◆ Problem ◆
Extract every line that contains the string "Carl".

◆ Stored data ◆
···

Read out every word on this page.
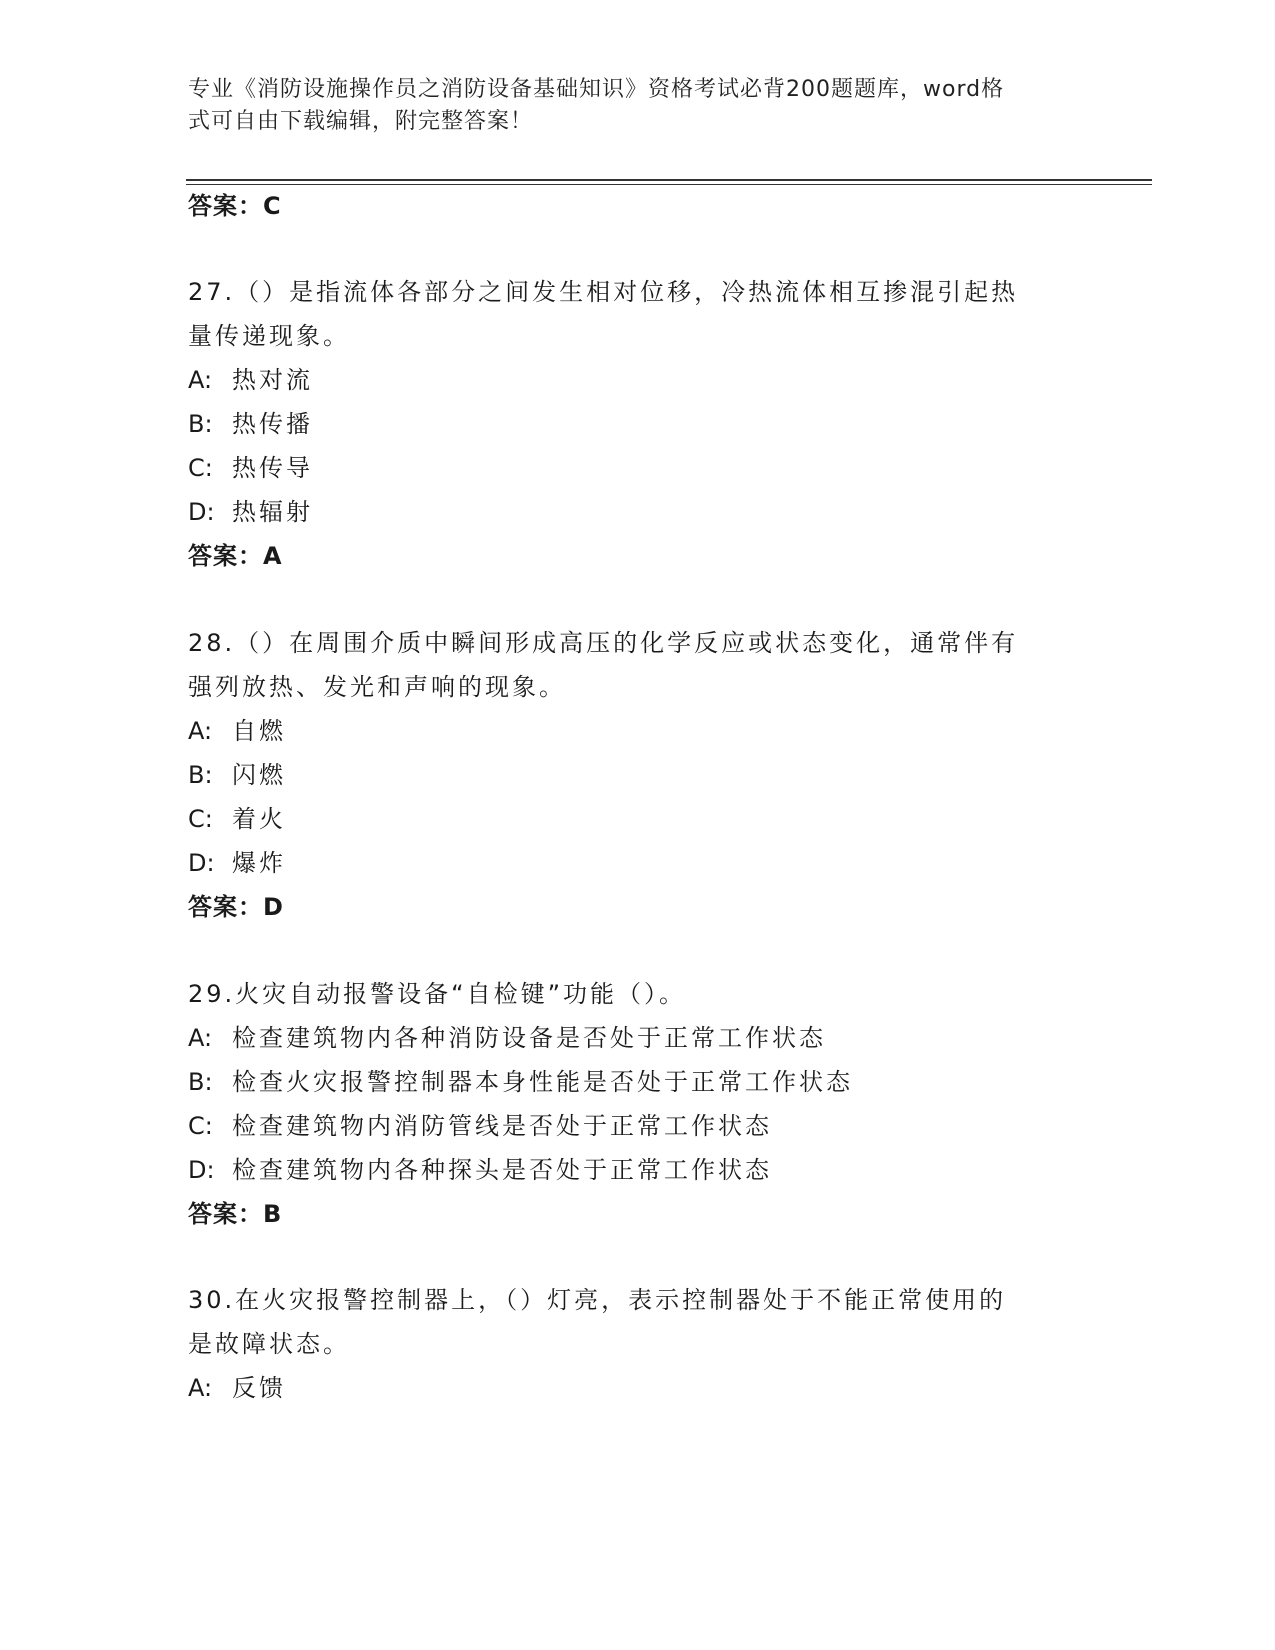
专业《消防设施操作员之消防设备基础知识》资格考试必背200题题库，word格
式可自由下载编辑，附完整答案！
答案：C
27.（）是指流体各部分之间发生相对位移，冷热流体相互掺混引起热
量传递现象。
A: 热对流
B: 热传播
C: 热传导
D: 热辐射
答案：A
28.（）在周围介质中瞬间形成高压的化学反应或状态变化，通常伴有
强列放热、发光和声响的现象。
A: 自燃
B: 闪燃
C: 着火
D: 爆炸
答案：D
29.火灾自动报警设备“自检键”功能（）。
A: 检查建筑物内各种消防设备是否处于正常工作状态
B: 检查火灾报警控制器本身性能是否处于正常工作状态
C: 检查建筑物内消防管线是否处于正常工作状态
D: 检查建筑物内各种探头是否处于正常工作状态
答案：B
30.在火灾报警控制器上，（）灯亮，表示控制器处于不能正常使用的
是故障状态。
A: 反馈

···

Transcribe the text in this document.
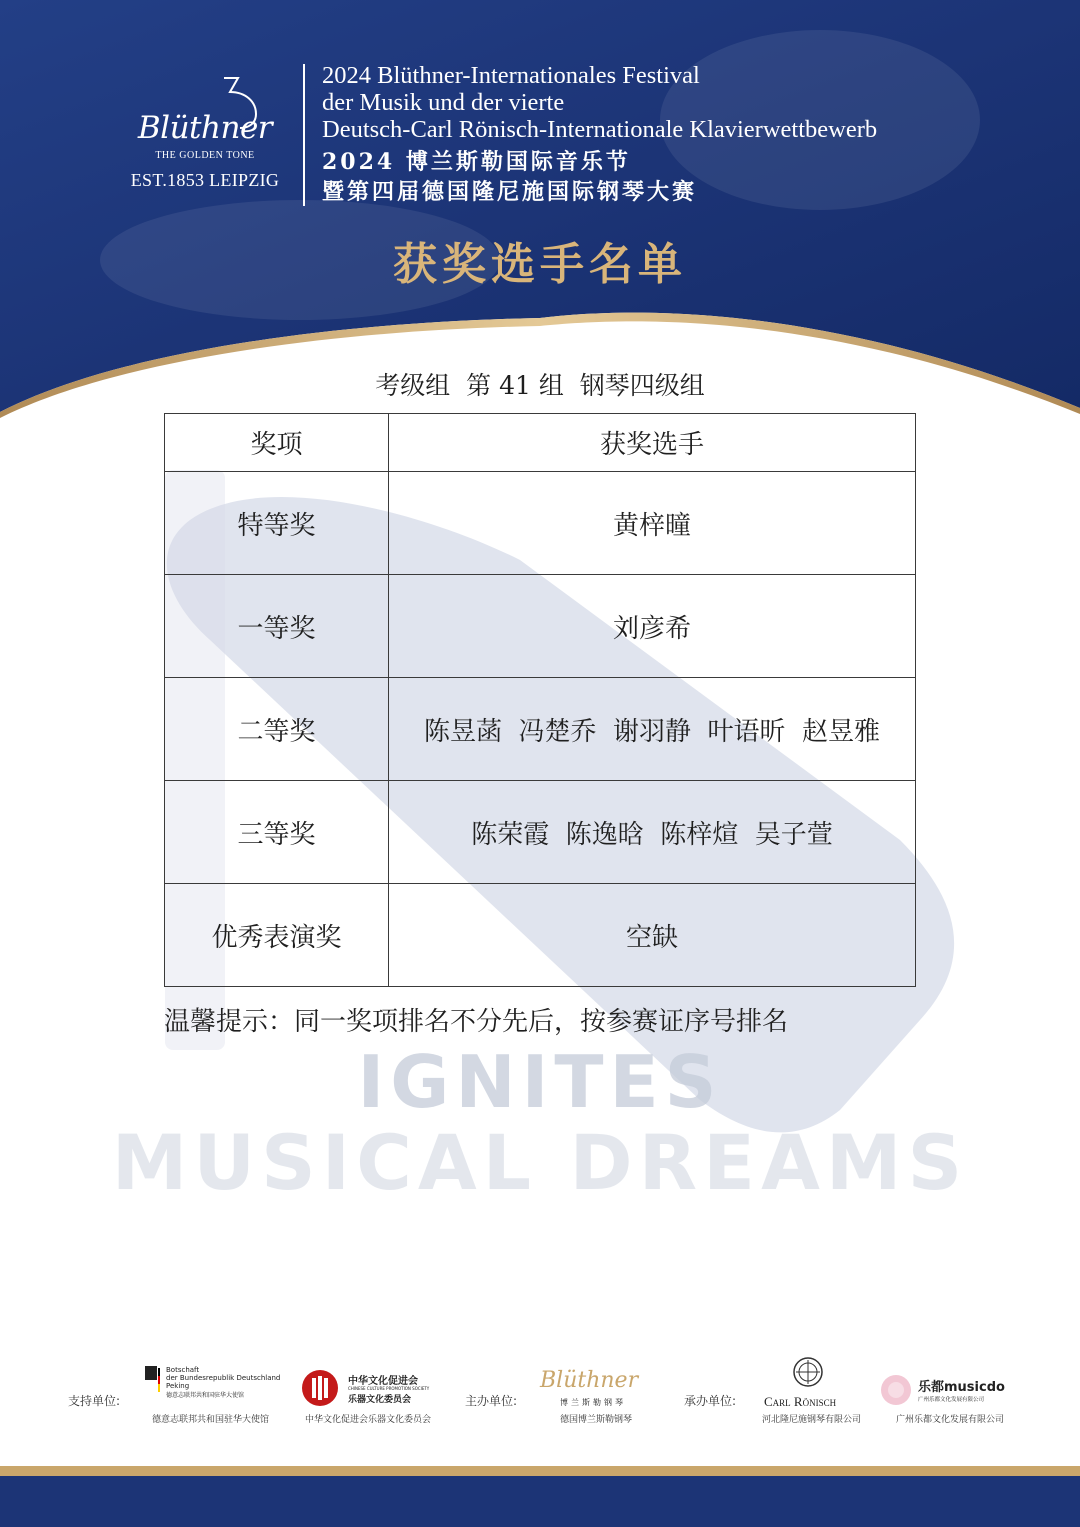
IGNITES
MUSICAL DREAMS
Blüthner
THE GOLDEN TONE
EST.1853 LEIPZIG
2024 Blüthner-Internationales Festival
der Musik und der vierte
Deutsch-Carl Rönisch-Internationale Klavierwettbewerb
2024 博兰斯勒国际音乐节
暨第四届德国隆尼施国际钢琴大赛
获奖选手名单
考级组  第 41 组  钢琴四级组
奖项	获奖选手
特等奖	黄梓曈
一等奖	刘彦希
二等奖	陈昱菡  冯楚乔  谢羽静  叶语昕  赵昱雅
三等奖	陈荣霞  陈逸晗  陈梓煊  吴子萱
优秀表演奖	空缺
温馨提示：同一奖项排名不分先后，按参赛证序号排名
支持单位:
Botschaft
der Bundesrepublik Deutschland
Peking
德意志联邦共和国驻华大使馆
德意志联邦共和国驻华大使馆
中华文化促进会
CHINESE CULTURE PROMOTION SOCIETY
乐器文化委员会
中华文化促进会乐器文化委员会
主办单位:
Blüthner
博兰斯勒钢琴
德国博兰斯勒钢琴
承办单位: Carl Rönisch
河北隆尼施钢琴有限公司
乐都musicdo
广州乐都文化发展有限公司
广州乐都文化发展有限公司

···

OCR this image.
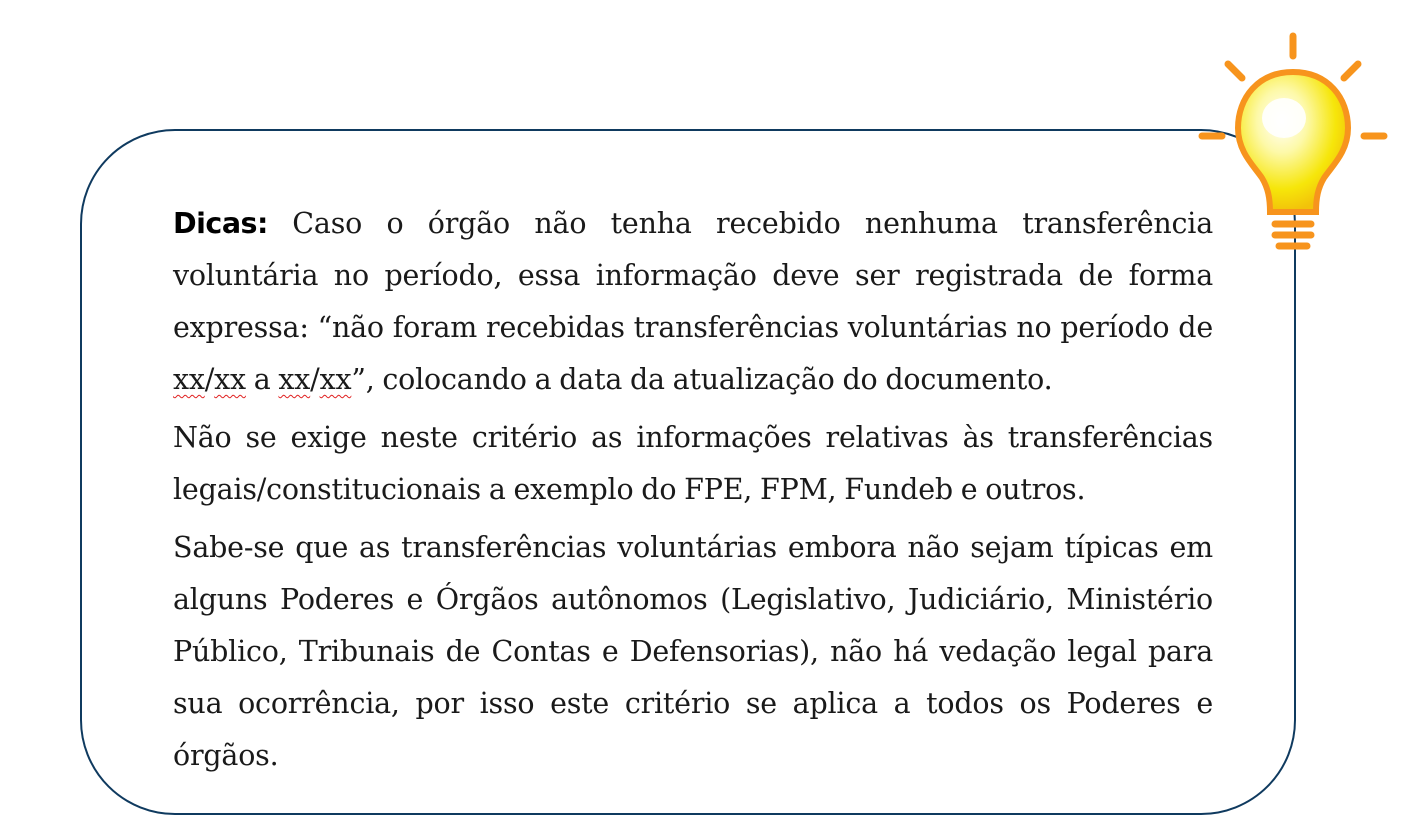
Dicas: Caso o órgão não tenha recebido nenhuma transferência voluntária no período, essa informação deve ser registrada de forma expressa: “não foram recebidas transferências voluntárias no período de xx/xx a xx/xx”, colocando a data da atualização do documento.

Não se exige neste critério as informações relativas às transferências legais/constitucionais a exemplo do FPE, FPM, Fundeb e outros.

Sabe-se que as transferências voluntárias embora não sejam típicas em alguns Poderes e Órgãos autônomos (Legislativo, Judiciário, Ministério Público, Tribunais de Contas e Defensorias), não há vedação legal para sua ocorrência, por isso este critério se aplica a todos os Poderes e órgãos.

···

◆ Written solution ◆
Deutsch-Carl Rönisch-Internationale Klavierwettbewerb
承办单位: Carl Rönisch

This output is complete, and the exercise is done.